### Brief 1
Quote the guide to GEM files from "Handle gem files" up to and including "at stereopy site.".
### Brief 2
Answer these questions using the guide to GEM files:
(a) What kind of stereo-seq data does the example gem file hold?
(b) How many rows does the loaded example data have?
(c) What form does a mask often take, and how are its tissue regions labeled?

### Text shown

__________

Handle gem files for downstream analysis
GEM is a tabular structure format specified for saving stereo-seq data, which generally contains columns of x, y, geneID, MIDCount and decodes the feature information captured by each DNB on the stereo-seq chip. Additional columns counld be included for DNB/feature annotation. A demo description can be found at stereopy site.
[1]:
import sys
sys.path.append('../../')
[2]:
from spacipy import Gem
Read in example gem data, which holds mouse brain stereo-seq data from here.
[3]:
gem = Gem.readin('../_static/data/example.gem.gz')
[4]:
gem
[4]:
| geneID | x | y | MIDCounts | |
|---|---|---|---|---|
| 0 | Cr2 | 10059 | 14612 | 1 |
| 1 | Cr2 | 6066 | 11227 | 3 |
| 2 | Cr2 | 10521 | 11108 | 1 |
| 3 | Cr2 | 8072 | 11782 | 3 |
| 4 | Cr2 | 7891 | 16372 | 1 |
| ... | ... | ... | ... | ... |
| 106663420 | CAAA01147332.1 | 12756 | 17013 | 1 |
| 106663421 | CAAA01147332.1 | 11907 | 12871 | 1 |
| 106663422 | CAAA01147332.1 | 14707 | 4862 | 1 |
| 106663423 | CAAA01147332.1 | 9787 | 5437 | 1 |
| 106663424 | CAAA01147332.1 | 10471 | 15907 | 1 |
106663425 rows × 4 columns
preliminary understanding of your data
GEM saves spatial transcriptomics data, which can be easily understanding by seeing what it looks like.
[5]:
gem.plot(color='nCount', bin_size=20)
None
[5]:
[<Axes: >]
here you may focus on two points: 1. whether the spatial distributuion of the data is well decoded 2. how many features were captured in each square bin or DNB
extract data where tissue covered
Not all DNBs on the stereo-seq chip were covered by the tissue. An effective way for deleting non-related data is to use a mask, which is often a two dimensional numpy ndarray with tissue regions labeled as non-zero integer (see here). Once prepared a ready-to-use mask matrix, you can process as following:
[6]:
import numpy as np
mask = np.loadtxt('../_static/data/example.transformed_mask.txt.gz')

__________

### Data for review

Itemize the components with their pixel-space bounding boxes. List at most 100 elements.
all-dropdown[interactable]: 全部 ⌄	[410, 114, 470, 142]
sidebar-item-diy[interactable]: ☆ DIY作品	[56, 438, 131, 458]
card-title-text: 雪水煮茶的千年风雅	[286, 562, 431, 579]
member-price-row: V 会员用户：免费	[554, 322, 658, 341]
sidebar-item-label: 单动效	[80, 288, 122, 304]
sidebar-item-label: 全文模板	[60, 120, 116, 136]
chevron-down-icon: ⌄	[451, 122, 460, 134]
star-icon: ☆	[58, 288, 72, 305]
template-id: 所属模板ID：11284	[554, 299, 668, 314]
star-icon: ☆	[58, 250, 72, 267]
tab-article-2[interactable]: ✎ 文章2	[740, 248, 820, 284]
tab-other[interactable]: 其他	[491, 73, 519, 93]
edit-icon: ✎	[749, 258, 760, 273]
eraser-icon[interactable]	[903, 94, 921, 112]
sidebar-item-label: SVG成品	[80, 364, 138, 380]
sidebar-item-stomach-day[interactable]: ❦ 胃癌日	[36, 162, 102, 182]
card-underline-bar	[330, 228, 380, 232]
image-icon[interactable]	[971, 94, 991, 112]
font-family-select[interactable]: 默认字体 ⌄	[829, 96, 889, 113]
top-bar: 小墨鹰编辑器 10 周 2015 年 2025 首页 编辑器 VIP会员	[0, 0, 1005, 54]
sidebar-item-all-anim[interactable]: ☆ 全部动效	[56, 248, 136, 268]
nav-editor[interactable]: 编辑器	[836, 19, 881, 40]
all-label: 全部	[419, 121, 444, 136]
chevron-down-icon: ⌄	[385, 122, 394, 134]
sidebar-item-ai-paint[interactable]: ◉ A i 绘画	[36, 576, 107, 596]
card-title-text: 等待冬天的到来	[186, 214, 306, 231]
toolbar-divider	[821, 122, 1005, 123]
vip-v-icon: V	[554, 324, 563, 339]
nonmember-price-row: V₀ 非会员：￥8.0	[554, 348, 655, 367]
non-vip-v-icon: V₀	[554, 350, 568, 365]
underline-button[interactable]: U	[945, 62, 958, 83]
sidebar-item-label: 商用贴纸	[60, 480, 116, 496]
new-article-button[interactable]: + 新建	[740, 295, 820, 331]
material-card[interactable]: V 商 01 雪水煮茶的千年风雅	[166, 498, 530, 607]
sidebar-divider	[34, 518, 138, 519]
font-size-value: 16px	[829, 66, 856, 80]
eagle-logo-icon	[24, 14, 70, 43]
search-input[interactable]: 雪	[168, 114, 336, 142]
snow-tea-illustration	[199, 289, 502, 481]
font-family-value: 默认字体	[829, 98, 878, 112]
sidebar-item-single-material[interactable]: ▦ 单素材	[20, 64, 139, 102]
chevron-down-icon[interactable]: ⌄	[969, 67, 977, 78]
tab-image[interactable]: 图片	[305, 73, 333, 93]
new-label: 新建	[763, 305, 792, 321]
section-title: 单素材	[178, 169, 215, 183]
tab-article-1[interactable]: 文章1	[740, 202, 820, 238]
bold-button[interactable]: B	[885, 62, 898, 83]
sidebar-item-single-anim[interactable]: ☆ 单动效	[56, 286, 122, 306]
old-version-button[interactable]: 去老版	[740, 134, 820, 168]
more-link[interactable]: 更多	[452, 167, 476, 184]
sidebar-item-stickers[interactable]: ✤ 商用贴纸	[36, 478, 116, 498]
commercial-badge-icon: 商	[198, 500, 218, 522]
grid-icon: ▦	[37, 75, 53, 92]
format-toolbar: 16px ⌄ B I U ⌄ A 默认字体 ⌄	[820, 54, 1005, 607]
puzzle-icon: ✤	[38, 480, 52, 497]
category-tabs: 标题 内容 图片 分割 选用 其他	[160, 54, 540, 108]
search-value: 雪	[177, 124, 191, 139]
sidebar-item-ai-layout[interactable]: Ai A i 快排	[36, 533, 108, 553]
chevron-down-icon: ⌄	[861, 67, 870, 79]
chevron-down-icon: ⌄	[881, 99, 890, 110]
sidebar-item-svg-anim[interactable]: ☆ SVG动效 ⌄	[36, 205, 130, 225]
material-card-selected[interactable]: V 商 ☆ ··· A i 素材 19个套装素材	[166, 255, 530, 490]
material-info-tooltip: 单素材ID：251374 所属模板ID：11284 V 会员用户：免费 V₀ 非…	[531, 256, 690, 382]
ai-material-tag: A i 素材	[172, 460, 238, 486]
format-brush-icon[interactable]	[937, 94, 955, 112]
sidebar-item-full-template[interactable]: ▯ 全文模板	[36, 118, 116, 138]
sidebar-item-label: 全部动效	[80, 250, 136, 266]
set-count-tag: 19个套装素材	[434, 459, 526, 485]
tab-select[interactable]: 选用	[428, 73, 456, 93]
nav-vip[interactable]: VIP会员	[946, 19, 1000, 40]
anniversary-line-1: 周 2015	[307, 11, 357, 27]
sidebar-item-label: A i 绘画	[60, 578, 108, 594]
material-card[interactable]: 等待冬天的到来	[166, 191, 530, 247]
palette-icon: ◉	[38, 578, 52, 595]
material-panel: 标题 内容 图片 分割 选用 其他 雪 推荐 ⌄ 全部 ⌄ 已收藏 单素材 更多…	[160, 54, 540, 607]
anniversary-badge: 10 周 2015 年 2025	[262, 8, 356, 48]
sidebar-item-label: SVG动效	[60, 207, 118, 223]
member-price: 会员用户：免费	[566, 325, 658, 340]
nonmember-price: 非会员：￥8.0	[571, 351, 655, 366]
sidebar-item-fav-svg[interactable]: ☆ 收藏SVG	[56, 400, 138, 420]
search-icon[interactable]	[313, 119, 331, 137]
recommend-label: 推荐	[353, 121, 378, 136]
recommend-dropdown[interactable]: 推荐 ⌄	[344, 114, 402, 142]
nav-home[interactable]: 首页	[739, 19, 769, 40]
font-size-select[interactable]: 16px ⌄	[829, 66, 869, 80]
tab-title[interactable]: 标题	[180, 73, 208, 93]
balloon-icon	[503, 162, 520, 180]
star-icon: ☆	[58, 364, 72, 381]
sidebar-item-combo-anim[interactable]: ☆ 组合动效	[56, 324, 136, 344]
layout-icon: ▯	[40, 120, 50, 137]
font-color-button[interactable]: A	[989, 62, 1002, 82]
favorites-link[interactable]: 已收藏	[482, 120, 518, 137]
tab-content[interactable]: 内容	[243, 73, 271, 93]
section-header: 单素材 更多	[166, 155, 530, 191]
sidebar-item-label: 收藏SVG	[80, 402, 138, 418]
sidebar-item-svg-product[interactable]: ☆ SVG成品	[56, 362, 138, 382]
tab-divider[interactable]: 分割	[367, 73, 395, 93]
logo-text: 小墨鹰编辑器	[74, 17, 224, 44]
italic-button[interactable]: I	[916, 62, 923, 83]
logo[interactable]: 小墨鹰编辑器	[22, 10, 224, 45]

__________

### Task response 1
Handle gem files for downstream analysis
GEM is a tabular structure format specified for saving stereo-seq data, which generally contains columns of x, y, geneID, MIDCount and decodes the feature information captured by each DNB on the stereo-seq chip. Additional columns counld be included for DNB/feature annotation. A demo description can be found at stereopy site.

### Task response 2
(a) Mouse brain stereo-seq data.
(b) 106663425 rows.
(c) A mask is often a two-dimensional numpy ndarray, and its tissue regions are labeled as non-zero integers.